"""

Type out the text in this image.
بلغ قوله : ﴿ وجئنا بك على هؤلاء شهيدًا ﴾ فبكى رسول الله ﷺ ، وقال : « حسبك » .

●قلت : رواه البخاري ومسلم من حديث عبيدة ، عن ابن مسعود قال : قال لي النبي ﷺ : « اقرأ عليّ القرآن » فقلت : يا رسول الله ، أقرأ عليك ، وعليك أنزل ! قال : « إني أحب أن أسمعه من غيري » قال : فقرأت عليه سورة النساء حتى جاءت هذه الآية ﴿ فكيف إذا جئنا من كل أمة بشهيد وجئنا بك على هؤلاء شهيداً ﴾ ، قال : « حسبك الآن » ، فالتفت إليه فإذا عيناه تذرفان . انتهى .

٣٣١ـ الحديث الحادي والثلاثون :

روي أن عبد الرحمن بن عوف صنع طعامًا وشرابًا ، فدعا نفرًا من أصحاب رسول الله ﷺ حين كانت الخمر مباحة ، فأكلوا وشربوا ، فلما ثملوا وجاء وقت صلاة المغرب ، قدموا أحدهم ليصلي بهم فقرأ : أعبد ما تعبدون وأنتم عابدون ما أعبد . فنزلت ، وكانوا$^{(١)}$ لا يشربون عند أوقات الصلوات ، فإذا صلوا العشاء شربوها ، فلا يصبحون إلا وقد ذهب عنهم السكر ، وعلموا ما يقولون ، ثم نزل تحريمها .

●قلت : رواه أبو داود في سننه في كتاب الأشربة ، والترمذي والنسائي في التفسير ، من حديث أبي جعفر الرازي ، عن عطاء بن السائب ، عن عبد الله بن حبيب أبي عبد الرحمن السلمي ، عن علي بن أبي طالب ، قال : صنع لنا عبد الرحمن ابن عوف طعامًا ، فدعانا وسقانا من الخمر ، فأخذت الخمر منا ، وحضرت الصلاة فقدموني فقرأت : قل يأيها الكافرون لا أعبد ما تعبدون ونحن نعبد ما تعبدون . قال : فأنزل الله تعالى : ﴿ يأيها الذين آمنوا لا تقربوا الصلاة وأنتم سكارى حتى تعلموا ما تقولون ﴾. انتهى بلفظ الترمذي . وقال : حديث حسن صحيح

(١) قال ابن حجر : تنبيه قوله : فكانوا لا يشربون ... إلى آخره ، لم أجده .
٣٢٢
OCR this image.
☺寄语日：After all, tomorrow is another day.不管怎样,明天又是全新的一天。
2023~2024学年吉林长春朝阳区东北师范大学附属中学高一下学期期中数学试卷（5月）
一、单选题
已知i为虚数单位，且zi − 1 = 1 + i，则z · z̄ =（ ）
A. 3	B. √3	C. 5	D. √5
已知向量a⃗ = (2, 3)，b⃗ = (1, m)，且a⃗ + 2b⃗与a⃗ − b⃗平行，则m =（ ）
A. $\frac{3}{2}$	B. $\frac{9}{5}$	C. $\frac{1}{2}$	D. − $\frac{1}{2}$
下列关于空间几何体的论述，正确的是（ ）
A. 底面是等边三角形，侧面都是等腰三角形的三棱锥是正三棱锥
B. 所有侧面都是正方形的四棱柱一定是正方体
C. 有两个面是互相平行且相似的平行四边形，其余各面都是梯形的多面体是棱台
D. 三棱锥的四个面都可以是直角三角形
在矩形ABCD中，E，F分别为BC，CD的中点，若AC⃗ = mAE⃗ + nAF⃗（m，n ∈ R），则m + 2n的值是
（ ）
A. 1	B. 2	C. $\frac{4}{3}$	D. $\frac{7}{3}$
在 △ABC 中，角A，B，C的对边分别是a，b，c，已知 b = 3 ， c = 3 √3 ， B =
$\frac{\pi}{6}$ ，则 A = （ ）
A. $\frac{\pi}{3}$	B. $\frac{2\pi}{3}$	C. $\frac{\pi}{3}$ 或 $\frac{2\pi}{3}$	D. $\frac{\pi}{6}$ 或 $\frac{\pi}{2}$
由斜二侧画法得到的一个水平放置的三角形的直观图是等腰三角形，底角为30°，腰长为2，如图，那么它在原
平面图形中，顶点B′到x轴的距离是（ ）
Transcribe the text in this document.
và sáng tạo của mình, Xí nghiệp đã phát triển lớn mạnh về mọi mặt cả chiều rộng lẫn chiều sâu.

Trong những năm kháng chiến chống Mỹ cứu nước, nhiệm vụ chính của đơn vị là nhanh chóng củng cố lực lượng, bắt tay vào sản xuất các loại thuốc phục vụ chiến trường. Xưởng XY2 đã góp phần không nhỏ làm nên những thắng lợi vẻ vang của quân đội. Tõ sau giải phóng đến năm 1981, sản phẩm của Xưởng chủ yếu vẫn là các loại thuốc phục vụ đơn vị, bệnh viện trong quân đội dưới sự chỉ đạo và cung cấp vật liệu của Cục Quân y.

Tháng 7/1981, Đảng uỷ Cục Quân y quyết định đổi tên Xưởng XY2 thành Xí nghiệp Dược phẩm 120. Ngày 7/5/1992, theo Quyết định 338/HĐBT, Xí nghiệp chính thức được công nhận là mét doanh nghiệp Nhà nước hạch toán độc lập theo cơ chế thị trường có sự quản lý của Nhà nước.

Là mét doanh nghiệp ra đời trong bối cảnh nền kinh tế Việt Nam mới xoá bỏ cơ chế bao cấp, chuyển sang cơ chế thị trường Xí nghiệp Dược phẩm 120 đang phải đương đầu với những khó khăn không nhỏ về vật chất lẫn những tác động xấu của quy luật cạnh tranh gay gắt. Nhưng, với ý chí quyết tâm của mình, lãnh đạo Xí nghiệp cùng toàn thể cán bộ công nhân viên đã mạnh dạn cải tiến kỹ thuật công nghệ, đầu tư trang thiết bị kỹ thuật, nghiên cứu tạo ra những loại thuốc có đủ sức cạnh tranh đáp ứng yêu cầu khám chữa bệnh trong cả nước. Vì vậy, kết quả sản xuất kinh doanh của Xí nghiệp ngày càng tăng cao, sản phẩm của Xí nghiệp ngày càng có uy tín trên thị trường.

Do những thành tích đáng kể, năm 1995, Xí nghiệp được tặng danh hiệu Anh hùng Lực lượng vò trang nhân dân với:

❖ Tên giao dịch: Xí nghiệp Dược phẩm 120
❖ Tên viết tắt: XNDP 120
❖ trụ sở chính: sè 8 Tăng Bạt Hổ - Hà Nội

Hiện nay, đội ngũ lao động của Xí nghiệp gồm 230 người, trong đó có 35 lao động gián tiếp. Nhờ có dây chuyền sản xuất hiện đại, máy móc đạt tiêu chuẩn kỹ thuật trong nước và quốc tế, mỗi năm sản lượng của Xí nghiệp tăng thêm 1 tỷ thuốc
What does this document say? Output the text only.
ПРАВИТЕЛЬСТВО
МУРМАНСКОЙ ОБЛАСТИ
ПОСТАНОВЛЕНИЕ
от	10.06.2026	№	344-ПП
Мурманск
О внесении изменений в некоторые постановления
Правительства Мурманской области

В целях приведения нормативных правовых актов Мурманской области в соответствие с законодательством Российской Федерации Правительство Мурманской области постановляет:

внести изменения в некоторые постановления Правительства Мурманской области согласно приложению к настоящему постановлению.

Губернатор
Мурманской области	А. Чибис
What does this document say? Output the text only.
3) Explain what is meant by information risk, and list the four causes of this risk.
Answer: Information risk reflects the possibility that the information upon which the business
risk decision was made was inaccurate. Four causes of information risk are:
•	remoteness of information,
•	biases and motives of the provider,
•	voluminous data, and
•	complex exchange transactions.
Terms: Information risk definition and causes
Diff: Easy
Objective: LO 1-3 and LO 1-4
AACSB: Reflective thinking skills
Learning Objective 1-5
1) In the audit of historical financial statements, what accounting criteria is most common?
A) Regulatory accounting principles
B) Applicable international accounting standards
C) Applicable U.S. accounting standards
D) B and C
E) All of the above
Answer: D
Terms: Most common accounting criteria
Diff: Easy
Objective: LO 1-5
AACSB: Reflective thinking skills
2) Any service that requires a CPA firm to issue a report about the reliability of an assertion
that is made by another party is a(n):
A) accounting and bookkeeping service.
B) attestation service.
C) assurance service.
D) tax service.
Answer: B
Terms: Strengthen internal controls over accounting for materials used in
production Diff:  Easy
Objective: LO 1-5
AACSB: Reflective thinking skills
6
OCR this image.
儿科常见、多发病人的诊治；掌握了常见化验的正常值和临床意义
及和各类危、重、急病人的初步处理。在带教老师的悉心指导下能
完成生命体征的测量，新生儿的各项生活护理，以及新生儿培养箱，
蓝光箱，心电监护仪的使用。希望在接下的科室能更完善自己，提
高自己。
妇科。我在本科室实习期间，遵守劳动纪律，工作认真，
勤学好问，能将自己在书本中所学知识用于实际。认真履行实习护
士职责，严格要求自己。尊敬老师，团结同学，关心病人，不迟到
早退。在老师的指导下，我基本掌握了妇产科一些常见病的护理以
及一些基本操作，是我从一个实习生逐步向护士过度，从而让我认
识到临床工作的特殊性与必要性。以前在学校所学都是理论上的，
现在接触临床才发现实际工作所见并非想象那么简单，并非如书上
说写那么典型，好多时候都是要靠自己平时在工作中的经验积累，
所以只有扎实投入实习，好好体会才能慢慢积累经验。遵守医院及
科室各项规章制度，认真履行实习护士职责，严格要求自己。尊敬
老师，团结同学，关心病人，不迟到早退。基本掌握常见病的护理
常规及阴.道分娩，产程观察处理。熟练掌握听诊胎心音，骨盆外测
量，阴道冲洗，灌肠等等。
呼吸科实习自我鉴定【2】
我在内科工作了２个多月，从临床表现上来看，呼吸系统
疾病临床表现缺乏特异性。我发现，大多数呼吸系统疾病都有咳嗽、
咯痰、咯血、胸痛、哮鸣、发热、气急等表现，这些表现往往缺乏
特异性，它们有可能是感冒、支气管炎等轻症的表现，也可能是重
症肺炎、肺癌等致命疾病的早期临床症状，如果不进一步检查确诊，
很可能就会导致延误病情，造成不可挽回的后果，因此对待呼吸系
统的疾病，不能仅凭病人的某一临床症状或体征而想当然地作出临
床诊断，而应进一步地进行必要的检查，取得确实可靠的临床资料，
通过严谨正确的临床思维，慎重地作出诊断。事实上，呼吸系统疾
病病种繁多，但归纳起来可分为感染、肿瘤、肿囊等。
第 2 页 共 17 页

"""

**TASK INSTRUCTIONS**. List the lines of the records where "Quân" occurs.

**EXERCISE RESULT**.
Trong những năm kháng chiến chống Mỹ cứu nước, nhiệm vụ chính của đơn vị là nhanh chóng củng cố lực lượng, bắt tay vào sản xuất các loại thuốc phục vụ chiến trường. Xưởng XY2 đã góp phần không nhỏ làm nên những thắng lợi vẻ vang của quân đội. Tõ sau giải phóng đến năm 1981, sản phẩm của Xưởng chủ yếu vẫn là các loại thuốc phục vụ đơn vị, bệnh viện trong quân đội dưới sự chỉ đạo và cung cấp vật liệu của Cục Quân y.
Tháng 7/1981, Đảng uỷ Cục Quân y quyết định đổi tên Xưởng XY2 thành Xí nghiệp Dược phẩm 120. Ngày 7/5/1992, theo Quyết định 338/HĐBT, Xí nghiệp chính thức được công nhận là mét doanh nghiệp Nhà nước hạch toán độc lập theo cơ chế thị trường có sự quản lý của Nhà nước.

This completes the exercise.